═════ EXERCISE INPUT

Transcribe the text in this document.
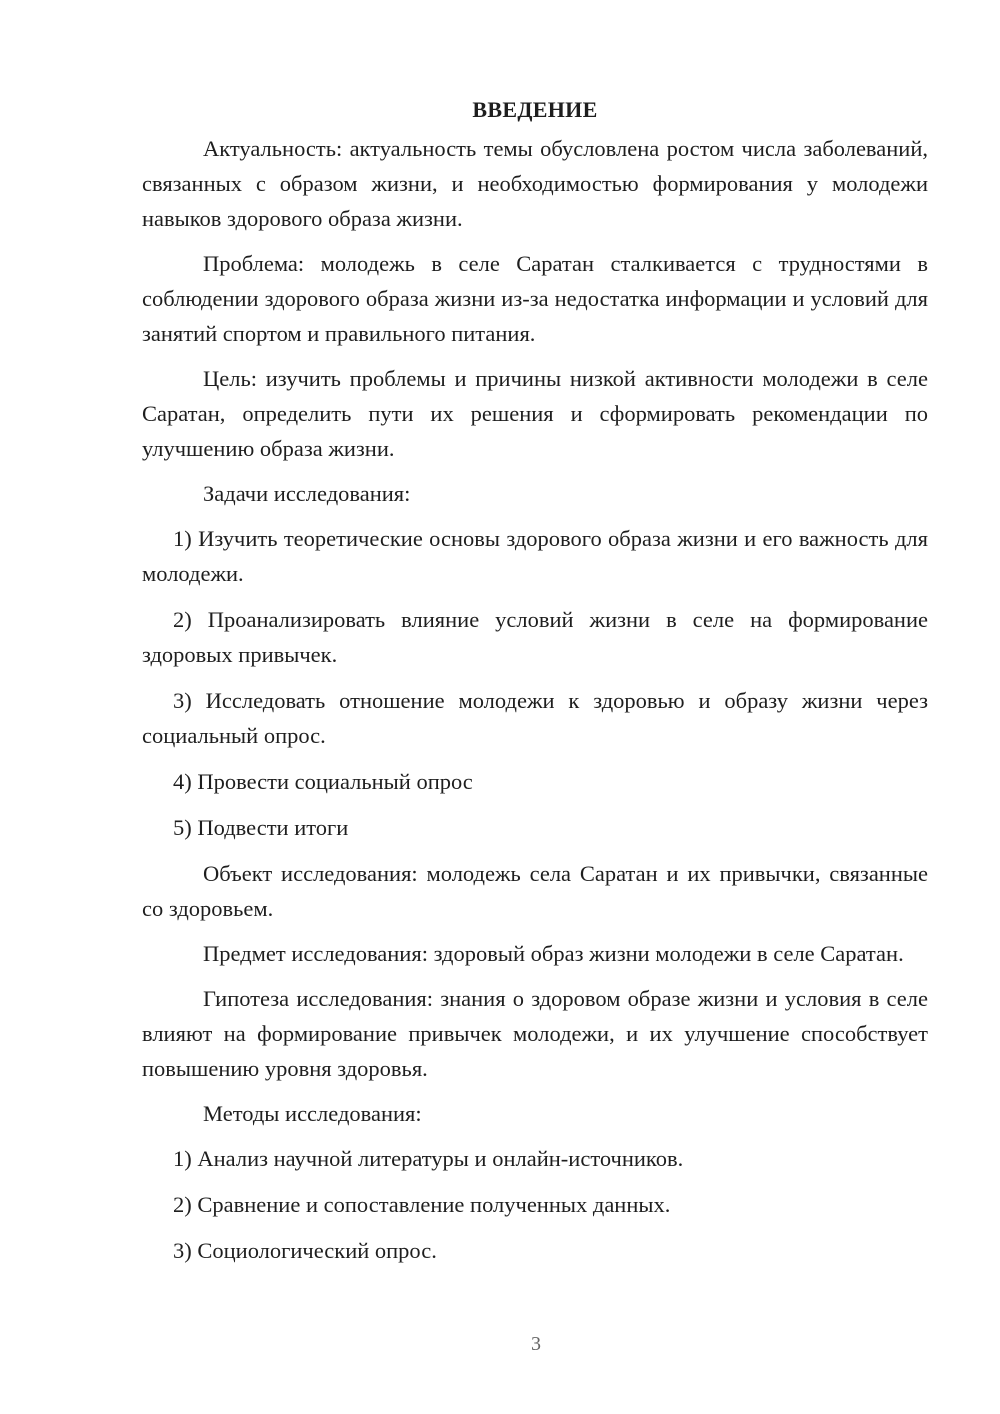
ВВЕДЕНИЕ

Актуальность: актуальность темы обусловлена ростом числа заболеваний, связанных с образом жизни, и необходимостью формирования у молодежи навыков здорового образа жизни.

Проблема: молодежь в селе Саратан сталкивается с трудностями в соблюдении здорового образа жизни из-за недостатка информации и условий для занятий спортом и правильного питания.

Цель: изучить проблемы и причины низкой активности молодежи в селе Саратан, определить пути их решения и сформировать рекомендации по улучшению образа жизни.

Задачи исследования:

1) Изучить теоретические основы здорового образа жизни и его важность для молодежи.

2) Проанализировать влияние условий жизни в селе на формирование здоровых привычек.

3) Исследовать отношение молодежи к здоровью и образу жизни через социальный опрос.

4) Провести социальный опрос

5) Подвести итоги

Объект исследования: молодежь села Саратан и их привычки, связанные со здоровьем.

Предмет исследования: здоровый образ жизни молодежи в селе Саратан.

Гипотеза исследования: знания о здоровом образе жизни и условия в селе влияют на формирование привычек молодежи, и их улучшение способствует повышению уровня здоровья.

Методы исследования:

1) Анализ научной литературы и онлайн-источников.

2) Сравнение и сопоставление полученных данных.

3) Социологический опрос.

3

══════════
═════ EXERCISE INPUT

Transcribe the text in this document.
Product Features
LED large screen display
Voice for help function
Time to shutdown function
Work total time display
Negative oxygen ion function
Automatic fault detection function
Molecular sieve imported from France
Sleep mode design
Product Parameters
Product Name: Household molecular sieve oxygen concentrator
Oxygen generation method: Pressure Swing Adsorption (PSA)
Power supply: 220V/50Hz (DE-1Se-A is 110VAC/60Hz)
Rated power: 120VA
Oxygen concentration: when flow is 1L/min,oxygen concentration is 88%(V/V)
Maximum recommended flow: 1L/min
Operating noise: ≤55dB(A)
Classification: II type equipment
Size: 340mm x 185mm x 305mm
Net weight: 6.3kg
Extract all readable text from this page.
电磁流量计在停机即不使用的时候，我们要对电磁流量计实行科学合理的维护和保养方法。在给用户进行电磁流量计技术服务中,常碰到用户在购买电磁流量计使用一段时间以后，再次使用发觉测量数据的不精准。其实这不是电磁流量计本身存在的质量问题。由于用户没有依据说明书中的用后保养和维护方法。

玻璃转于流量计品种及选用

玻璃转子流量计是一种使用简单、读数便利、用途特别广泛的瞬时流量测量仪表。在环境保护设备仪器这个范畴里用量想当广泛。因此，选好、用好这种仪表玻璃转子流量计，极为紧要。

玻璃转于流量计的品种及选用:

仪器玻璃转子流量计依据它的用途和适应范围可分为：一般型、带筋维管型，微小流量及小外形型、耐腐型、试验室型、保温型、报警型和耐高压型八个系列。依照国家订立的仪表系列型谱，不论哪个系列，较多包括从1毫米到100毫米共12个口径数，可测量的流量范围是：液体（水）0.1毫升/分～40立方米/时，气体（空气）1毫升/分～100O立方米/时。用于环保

══════════
═════ EXERCISE INPUT

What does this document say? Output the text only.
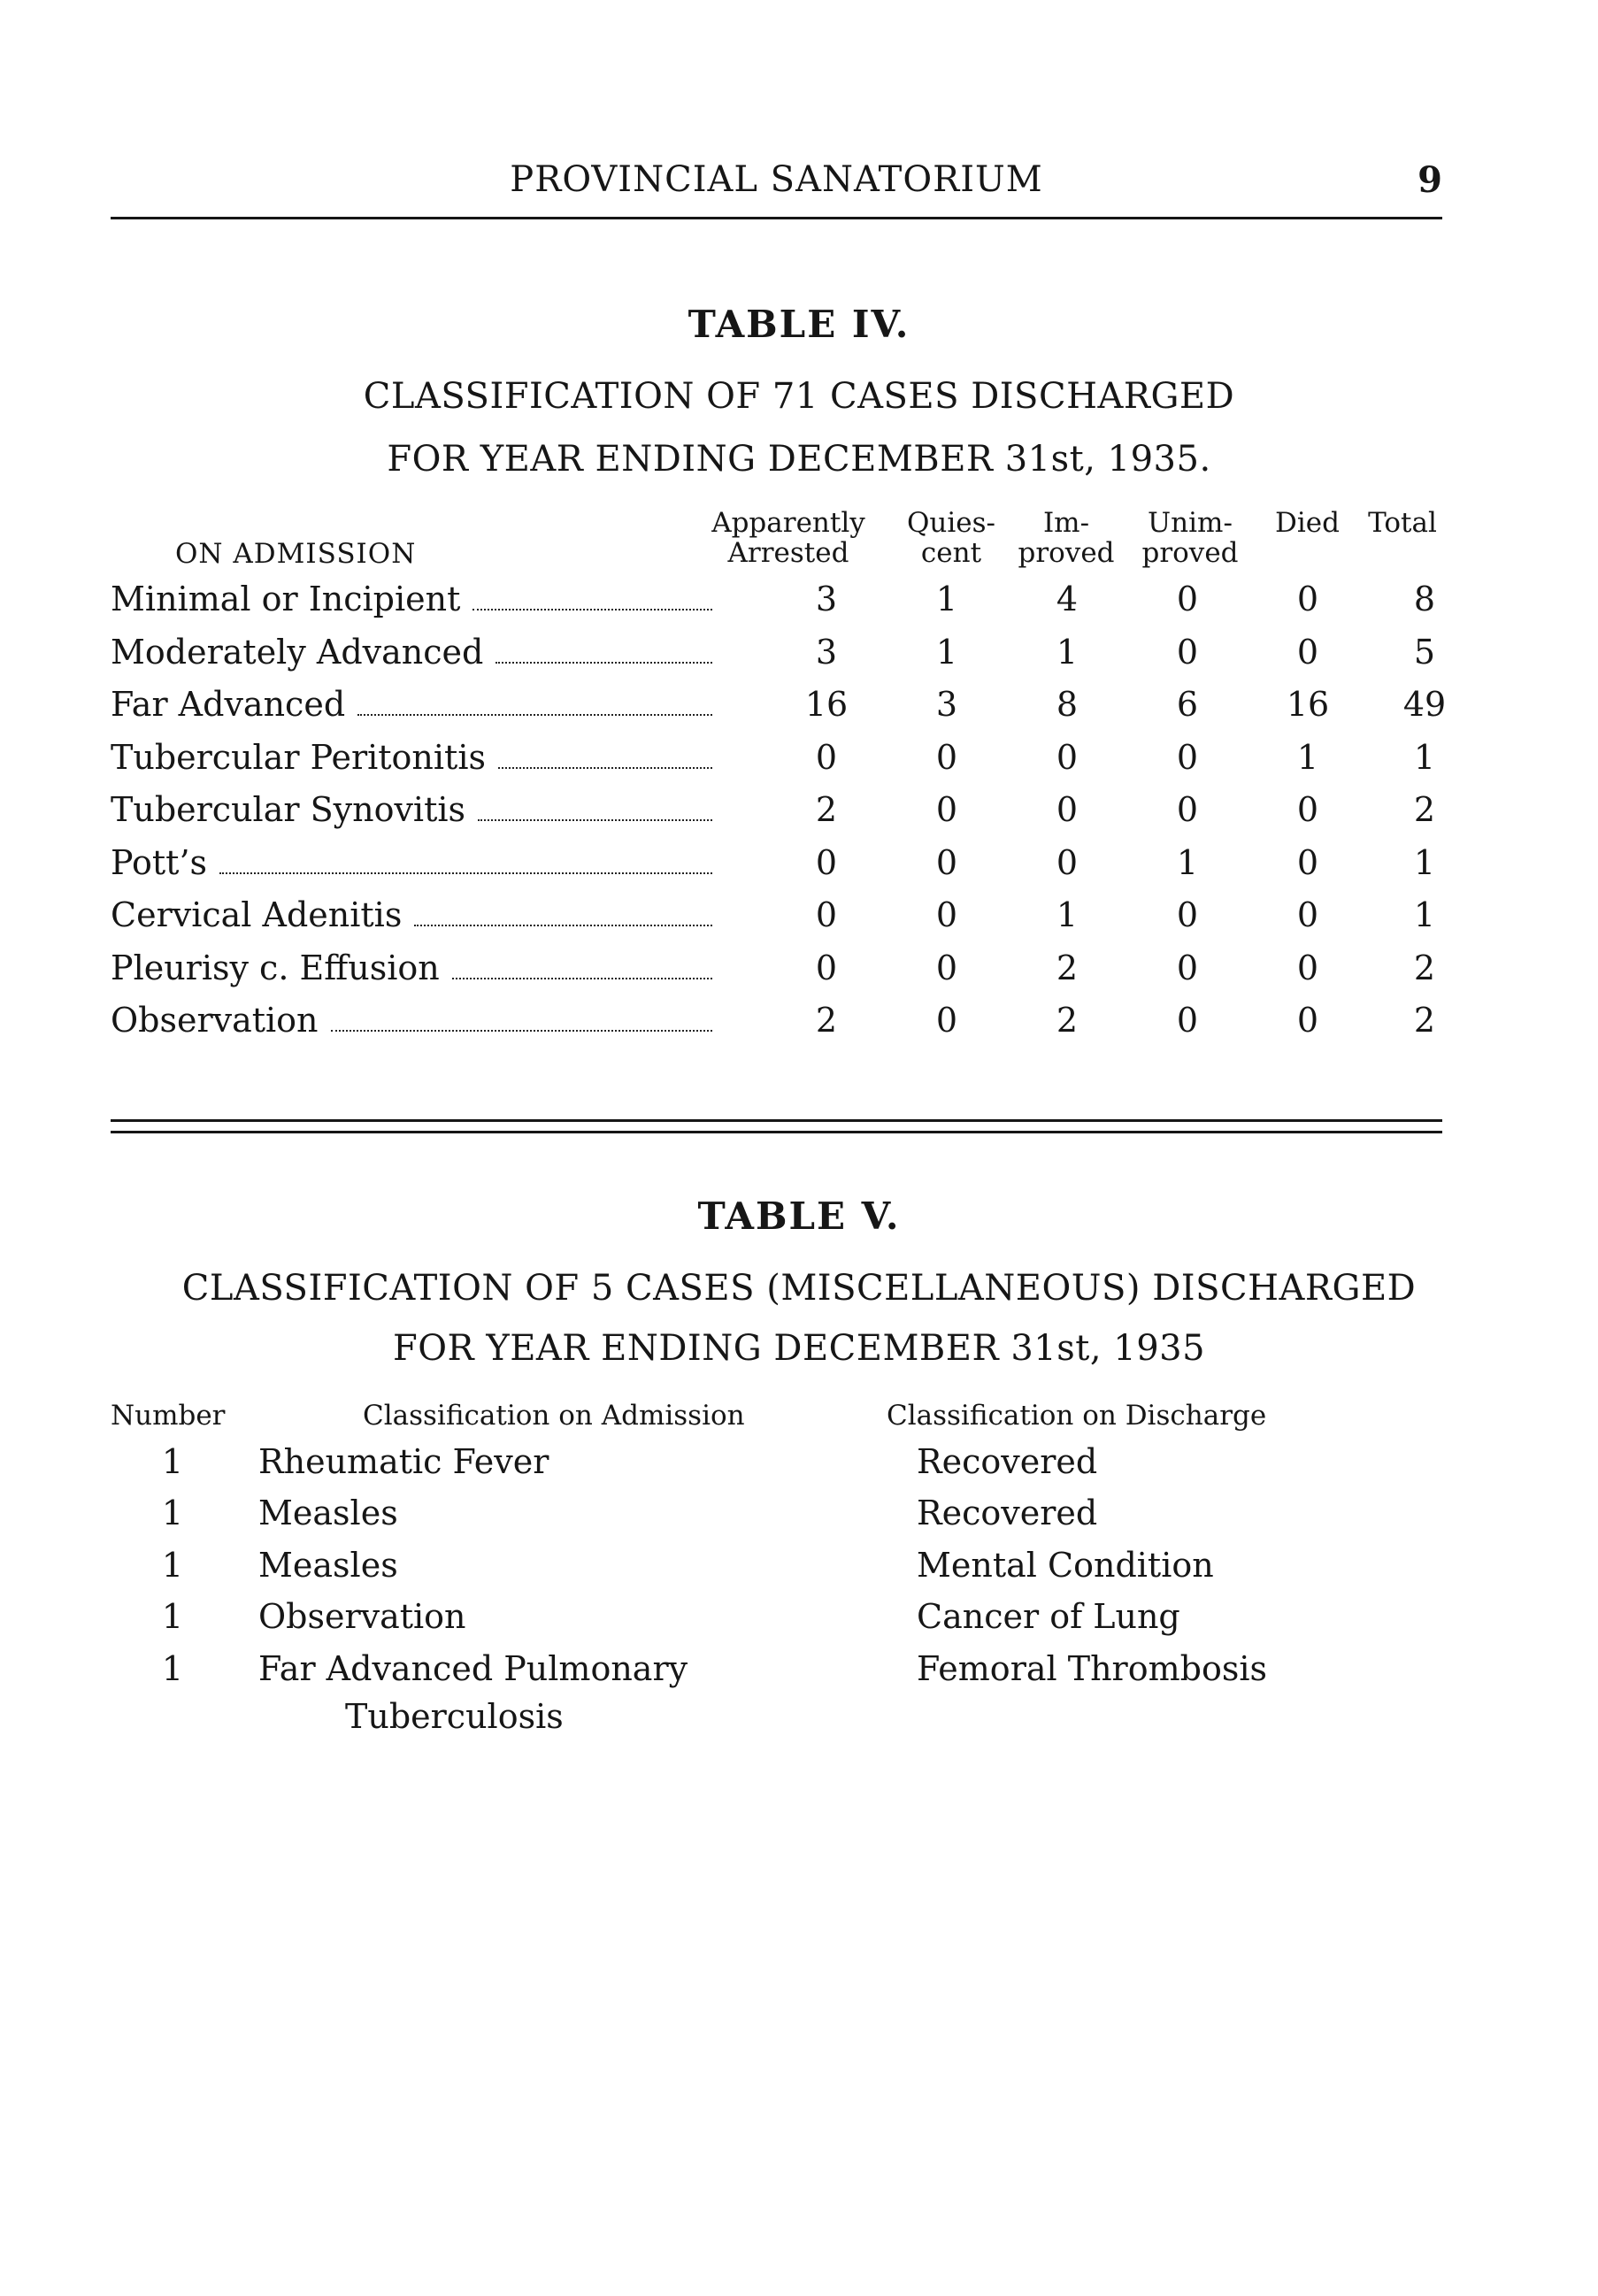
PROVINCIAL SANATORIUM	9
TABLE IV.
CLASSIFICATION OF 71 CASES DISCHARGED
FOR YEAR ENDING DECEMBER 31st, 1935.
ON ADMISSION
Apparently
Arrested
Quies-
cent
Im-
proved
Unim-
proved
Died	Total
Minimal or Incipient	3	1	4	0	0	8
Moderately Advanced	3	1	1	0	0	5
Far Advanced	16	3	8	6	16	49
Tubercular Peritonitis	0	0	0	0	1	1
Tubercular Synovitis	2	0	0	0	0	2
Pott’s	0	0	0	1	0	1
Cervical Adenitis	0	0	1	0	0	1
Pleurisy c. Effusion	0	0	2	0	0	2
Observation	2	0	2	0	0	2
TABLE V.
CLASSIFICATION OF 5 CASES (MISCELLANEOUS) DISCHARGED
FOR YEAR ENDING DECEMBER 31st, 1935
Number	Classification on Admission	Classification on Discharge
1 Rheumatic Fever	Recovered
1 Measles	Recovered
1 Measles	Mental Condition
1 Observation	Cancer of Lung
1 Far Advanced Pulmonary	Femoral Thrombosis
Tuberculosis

══════════

◆ YOUR GOAL
Count the lines above that contain the word "здорового". Give only the number.

◆ TASK SOLUTION
3